--- Rows ---

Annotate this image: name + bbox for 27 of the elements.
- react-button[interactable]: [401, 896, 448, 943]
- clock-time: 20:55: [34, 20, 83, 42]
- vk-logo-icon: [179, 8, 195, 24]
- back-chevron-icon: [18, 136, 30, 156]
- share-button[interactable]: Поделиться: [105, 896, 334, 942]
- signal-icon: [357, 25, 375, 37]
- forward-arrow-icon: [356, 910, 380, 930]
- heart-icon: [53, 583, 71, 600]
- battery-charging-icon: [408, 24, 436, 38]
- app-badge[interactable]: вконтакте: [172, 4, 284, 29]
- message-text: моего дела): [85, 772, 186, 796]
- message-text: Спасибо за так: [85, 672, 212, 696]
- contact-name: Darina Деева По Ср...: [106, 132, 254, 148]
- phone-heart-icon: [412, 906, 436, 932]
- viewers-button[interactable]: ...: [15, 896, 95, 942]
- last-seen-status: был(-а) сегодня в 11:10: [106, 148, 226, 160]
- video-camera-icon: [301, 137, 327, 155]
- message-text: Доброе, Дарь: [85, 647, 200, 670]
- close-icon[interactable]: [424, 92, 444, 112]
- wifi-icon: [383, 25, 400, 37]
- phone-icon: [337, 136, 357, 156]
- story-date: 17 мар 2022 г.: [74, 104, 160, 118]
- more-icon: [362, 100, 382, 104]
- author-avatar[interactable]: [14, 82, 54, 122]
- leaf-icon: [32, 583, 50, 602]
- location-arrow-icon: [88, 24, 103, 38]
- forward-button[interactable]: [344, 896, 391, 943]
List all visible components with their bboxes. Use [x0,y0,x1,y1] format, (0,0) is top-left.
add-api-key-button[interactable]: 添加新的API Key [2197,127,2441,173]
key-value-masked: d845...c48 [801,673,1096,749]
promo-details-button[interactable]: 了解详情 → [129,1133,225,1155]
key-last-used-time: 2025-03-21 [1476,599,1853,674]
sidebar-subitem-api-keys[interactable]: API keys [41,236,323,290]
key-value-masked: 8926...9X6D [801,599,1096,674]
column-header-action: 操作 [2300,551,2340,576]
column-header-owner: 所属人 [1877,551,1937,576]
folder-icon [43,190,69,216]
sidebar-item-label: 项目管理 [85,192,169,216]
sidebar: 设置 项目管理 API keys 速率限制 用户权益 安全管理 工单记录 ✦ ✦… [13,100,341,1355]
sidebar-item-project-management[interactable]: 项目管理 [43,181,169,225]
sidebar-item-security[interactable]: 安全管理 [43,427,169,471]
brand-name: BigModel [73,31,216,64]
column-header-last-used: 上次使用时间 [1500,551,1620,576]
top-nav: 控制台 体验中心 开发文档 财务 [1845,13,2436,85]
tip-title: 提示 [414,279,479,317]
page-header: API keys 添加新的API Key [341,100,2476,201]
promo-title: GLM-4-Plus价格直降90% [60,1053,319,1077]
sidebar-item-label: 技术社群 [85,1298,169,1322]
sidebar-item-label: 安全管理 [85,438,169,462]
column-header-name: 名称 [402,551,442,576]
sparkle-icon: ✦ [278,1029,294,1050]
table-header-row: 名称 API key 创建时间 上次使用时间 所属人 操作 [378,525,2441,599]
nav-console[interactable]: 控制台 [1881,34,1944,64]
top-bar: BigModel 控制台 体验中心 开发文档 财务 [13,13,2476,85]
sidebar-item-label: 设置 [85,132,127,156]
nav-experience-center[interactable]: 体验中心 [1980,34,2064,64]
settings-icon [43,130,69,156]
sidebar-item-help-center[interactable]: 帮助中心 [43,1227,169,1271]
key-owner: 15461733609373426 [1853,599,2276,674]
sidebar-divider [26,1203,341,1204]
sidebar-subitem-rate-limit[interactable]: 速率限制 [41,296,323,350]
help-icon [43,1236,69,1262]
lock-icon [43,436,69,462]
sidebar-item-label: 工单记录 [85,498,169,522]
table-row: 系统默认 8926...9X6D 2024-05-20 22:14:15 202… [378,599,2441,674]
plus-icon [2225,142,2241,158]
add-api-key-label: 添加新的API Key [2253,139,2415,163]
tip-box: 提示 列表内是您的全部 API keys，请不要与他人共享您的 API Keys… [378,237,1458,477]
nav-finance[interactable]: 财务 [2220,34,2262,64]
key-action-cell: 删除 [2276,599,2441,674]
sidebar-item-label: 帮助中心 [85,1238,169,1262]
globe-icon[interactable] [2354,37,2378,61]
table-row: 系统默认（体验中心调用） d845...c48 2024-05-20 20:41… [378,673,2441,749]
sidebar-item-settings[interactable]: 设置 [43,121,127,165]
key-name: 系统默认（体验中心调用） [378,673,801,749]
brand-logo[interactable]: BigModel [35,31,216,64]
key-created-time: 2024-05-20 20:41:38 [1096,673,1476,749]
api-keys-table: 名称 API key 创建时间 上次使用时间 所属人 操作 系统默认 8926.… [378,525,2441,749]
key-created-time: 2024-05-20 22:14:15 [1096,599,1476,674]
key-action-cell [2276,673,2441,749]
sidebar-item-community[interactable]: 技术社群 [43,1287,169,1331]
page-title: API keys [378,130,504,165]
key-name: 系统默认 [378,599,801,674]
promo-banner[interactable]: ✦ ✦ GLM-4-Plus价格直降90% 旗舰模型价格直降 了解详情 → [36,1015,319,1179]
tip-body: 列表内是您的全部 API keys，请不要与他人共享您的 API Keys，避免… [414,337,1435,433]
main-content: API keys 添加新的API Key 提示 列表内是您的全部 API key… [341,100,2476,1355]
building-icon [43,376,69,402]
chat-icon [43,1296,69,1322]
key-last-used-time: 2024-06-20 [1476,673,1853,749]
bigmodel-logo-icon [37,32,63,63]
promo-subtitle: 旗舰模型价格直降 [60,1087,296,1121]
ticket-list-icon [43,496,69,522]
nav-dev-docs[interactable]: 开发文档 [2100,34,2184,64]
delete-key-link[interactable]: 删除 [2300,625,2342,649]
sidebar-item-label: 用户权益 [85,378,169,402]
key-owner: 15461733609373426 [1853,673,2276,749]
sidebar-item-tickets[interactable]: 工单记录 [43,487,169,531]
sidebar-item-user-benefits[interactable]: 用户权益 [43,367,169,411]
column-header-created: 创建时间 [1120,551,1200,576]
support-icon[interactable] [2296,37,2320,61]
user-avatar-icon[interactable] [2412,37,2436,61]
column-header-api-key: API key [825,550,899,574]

---

Your instructions: Format the lines above, from the first one through the line containing "- battery-charging-icon: [408, 24, 436, 38]", as a JSON list of strings with one string per line and blank lines left out.

Solution below:
[
  "Annotate this image: name + bbox for 27 of the elements.",
  "- react-button[interactable]: [401, 896, 448, 943]",
  "- clock-time: 20:55: [34, 20, 83, 42]",
  "- vk-logo-icon: [179, 8, 195, 24]",
  "- back-chevron-icon: [18, 136, 30, 156]",
  "- share-button[interactable]: Поделиться: [105, 896, 334, 942]",
  "- signal-icon: [357, 25, 375, 37]",
  "- forward-arrow-icon: [356, 910, 380, 930]",
  "- heart-icon: [53, 583, 71, 600]",
  "- battery-charging-icon: [408, 24, 436, 38]"
]